[Stored items]
----

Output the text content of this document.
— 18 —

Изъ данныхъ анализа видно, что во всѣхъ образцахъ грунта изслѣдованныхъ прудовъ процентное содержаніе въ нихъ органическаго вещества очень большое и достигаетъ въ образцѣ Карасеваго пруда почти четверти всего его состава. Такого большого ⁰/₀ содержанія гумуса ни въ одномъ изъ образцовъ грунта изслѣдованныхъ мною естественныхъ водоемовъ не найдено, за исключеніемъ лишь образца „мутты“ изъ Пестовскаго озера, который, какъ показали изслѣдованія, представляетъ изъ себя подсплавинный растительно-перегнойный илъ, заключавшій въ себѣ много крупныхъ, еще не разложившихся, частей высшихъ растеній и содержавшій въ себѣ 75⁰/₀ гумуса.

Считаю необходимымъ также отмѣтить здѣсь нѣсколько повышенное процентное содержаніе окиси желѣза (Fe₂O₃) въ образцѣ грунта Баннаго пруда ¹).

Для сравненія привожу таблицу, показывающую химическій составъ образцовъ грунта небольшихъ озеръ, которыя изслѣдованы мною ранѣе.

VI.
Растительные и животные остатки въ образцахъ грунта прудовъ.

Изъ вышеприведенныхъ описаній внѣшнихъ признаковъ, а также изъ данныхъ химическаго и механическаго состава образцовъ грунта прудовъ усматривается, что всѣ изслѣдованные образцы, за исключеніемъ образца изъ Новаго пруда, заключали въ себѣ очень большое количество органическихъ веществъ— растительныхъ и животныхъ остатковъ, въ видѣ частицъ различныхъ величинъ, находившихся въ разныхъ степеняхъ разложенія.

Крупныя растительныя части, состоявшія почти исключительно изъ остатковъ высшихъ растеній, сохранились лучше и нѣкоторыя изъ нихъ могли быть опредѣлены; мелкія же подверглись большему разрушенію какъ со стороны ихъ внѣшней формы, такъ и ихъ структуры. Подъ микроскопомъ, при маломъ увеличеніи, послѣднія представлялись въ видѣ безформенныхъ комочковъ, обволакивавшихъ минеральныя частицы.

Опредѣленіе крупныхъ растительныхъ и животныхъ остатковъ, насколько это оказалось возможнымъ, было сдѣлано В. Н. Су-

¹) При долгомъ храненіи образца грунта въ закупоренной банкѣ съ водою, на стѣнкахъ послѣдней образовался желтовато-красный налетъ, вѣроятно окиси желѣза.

----

• _WHAT TO PRODUCE_
Tally how many lines of the material contain the word "желѣза". The answer must be the number and nothing else.

• _SOLUTION FOR THIS EXERCISE_
2